* START Provided entries *

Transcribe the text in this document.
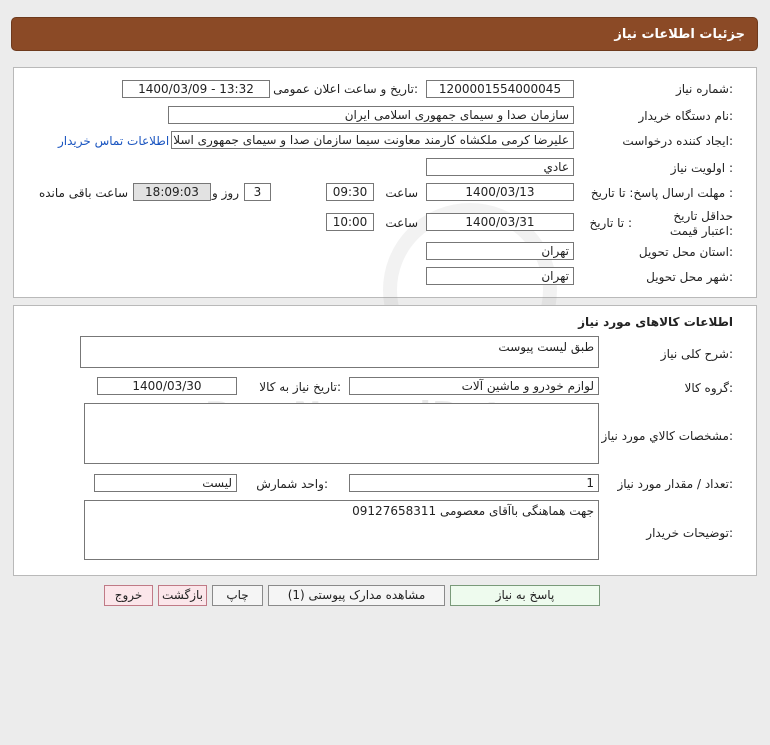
جزئیات اطلاعات نیاز
شماره نیاز:
1200001554000045
تاریخ و ساعت اعلان عمومی:
1400/03/09 - 13:32
نام دستگاه خریدار:
سازمان صدا و سیمای جمهوری اسلامی ایران
ایجاد کننده درخواست:
علیرضا کرمی ملکشاه کارمند معاونت سیما سازمان صدا و سیمای جمهوری اسلا
اطلاعات تماس خریدار
اولویت نیاز :
عادي
مهلت ارسال پاسخ: تا تاریخ :
1400/03/13
ساعت
09:30
3
روز و
18:09:03
ساعت باقی مانده
حداقل تاریخ اعتبار قیمت:
تا تاریخ :
1400/03/31
ساعت
10:00
استان محل تحویل:
تهران
شهر محل تحویل:
تهران
اطلاعات کالاهای مورد نیاز
شرح کلی نیاز:
طبق لیست پیوست
گروه کالا:
لوازم خودرو و ماشین آلات
تاریخ نیاز به کالا:
1400/03/30
مشخصات کالاي مورد نياز:
تعداد / مقدار مورد نیاز:
1
واحد شمارش:
لیست
توضیحات خریدار:
جهت هماهنگی باآقای معصومی 09127658311
پاسخ به نیاز
مشاهده مدارک پیوستی (1)
چاپ
بازگشت
خروج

* END Provided entries *

◆ Set exercise: Restate the data above exactly, stripping out each image.

◆ Problem solution:
Transcribe the text in this document.
جزئیات اطلاعات نیاز
شماره نیاز:
1200001554000045
تاریخ و ساعت اعلان عمومی:
1400/03/09 - 13:32
نام دستگاه خریدار:
سازمان صدا و سیمای جمهوری اسلامی ایران
ایجاد کننده درخواست:
علیرضا کرمی ملکشاه کارمند معاونت سیما سازمان صدا و سیمای جمهوری اسلا
اطلاعات تماس خریدار
اولویت نیاز :
عادي
مهلت ارسال پاسخ: تا تاریخ :
1400/03/13
ساعت
09:30
3
روز و
18:09:03
ساعت باقی مانده
حداقل تاریخ اعتبار قیمت:
تا تاریخ :
1400/03/31
ساعت
10:00
استان محل تحویل:
تهران
شهر محل تحویل:
تهران
اطلاعات کالاهای مورد نیاز
شرح کلی نیاز:
طبق لیست پیوست
گروه کالا:
لوازم خودرو و ماشین آلات
تاریخ نیاز به کالا:
1400/03/30
مشخصات کالاي مورد نياز:
تعداد / مقدار مورد نیاز:
1
واحد شمارش:
لیست
توضیحات خریدار:
جهت هماهنگی باآقای معصومی 09127658311
پاسخ به نیاز
مشاهده مدارک پیوستی (1)
چاپ
بازگشت
خروج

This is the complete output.